• [THE RECORDS]:
________________
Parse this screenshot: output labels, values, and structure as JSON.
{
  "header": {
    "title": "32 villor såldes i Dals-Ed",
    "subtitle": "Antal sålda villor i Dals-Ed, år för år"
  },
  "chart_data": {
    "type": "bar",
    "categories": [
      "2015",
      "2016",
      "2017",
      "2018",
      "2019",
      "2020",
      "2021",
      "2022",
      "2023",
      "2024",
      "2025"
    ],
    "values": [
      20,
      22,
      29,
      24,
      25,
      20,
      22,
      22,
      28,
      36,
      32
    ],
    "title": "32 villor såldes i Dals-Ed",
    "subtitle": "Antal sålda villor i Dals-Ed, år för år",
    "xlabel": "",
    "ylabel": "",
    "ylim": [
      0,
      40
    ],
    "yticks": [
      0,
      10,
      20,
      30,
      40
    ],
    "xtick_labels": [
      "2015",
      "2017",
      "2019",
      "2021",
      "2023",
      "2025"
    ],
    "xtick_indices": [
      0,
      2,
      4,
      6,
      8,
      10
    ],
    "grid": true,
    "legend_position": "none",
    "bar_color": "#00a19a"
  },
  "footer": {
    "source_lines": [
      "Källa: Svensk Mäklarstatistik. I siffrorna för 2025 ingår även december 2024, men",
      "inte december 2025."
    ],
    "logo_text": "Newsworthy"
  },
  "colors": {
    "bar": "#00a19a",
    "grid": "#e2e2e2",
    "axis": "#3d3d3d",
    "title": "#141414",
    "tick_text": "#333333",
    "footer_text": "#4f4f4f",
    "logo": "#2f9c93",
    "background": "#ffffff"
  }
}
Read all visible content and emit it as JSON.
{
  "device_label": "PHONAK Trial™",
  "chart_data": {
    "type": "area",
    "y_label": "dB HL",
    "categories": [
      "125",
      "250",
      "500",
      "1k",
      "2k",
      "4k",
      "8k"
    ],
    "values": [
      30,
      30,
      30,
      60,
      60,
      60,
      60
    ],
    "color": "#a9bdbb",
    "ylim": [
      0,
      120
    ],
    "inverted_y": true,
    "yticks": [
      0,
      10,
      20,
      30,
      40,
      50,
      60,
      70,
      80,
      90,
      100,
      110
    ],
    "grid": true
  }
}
________________
From the entries above, return each line with the word "Dals" in it.

    "title": "32 villor såldes i Dals-Ed",
    "subtitle": "Antal sålda villor i Dals-Ed, år för år"
    "title": "32 villor såldes i Dals-Ed",
    "subtitle": "Antal sålda villor i Dals-Ed, år för år",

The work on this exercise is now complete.